Element position data:
____________________
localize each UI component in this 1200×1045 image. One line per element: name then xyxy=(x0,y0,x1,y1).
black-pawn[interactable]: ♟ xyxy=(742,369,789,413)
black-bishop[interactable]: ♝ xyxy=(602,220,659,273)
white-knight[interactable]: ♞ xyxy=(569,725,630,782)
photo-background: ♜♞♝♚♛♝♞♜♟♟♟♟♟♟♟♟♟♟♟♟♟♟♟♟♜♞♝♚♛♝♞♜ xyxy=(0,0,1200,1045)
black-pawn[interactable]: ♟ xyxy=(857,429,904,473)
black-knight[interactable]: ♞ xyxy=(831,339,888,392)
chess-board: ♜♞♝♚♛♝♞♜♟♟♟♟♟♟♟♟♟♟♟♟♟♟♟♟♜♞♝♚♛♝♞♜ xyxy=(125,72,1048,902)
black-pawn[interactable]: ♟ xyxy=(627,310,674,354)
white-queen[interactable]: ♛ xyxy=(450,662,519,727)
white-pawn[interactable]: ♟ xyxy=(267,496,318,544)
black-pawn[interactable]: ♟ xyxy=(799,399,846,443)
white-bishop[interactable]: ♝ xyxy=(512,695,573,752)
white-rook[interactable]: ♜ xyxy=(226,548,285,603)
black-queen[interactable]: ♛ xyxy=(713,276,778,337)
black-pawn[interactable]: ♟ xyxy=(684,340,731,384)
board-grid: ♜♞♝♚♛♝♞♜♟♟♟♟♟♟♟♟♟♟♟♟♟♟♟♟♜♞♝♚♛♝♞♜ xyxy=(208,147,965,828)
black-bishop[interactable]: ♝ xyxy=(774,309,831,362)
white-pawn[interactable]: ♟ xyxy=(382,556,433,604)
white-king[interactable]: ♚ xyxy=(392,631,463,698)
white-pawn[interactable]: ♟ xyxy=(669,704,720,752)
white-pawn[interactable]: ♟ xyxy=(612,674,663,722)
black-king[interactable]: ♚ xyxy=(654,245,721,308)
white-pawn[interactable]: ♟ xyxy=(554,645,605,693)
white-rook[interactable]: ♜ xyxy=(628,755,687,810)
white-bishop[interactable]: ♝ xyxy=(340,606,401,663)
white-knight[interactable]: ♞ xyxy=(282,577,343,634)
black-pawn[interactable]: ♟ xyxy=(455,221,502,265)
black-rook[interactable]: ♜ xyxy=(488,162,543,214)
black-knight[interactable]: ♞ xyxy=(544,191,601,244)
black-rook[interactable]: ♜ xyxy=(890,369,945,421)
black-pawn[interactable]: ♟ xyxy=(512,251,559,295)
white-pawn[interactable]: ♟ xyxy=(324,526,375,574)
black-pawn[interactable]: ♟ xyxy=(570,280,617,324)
____________________
* _Directive_: Please put every line of the records above into a Markdown table with two columns, Row and Line. Number the rows and leave out any blank lines.

* _Response for this exercise_:
| Row | Line |
|---|---|
| 1 | localize each UI component in this 1200×1045 image. One line per element: name then xyxy=(x0,y0,x1,y1). |
| 2 | black-pawn[interactable]: ♟ xyxy=(742,369,789,413) |
| 3 | black-bishop[interactable]: ♝ xyxy=(602,220,659,273) |
| 4 | white-knight[interactable]: ♞ xyxy=(569,725,630,782) |
| 5 | photo-background: ♜♞♝♚♛♝♞♜♟♟♟♟♟♟♟♟♟♟♟♟♟♟♟♟♜♞♝♚♛♝♞♜ xyxy=(0,0,1200,1045) |
| 6 | black-pawn[interactable]: ♟ xyxy=(857,429,904,473) |
| 7 | black-knight[interactable]: ♞ xyxy=(831,339,888,392) |
| 8 | chess-board: ♜♞♝♚♛♝♞♜♟♟♟♟♟♟♟♟♟♟♟♟♟♟♟♟♜♞♝♚♛♝♞♜ xyxy=(125,72,1048,902) |
| 9 | black-pawn[interactable]: ♟ xyxy=(627,310,674,354) |
| 10 | white-queen[interactable]: ♛ xyxy=(450,662,519,727) |
| 11 | white-pawn[interactable]: ♟ xyxy=(267,496,318,544) |
| 12 | black-pawn[interactable]: ♟ xyxy=(799,399,846,443) |
| 13 | white-bishop[interactable]: ♝ xyxy=(512,695,573,752) |
| 14 | white-rook[interactable]: ♜ xyxy=(226,548,285,603) |
| 15 | black-queen[interactable]: ♛ xyxy=(713,276,778,337) |
| 16 | black-pawn[interactable]: ♟ xyxy=(684,340,731,384) |
| 17 | board-grid: ♜♞♝♚♛♝♞♜♟♟♟♟♟♟♟♟♟♟♟♟♟♟♟♟♜♞♝♚♛♝♞♜ xyxy=(208,147,965,828) |
| 18 | black-bishop[interactable]: ♝ xyxy=(774,309,831,362) |
| 19 | white-pawn[interactable]: ♟ xyxy=(382,556,433,604) |
| 20 | white-king[interactable]: ♚ xyxy=(392,631,463,698) |
| 21 | white-pawn[interactable]: ♟ xyxy=(669,704,720,752) |
| 22 | white-pawn[interactable]: ♟ xyxy=(612,674,663,722) |
| 23 | black-king[interactable]: ♚ xyxy=(654,245,721,308) |
| 24 | white-pawn[interactable]: ♟ xyxy=(554,645,605,693) |
| 25 | white-rook[interactable]: ♜ xyxy=(628,755,687,810) |
| 26 | white-bishop[interactable]: ♝ xyxy=(340,606,401,663) |
| 27 | white-knight[interactable]: ♞ xyxy=(282,577,343,634) |
| 28 | black-pawn[interactable]: ♟ xyxy=(455,221,502,265) |
| 29 | black-rook[interactable]: ♜ xyxy=(488,162,543,214) |
| 30 | black-knight[interactable]: ♞ xyxy=(544,191,601,244) |
| 31 | black-rook[interactable]: ♜ xyxy=(890,369,945,421) |
| 32 | black-pawn[interactable]: ♟ xyxy=(512,251,559,295) |
| 33 | white-pawn[interactable]: ♟ xyxy=(324,526,375,574) |
| 34 | black-pawn[interactable]: ♟ xyxy=(570,280,617,324) |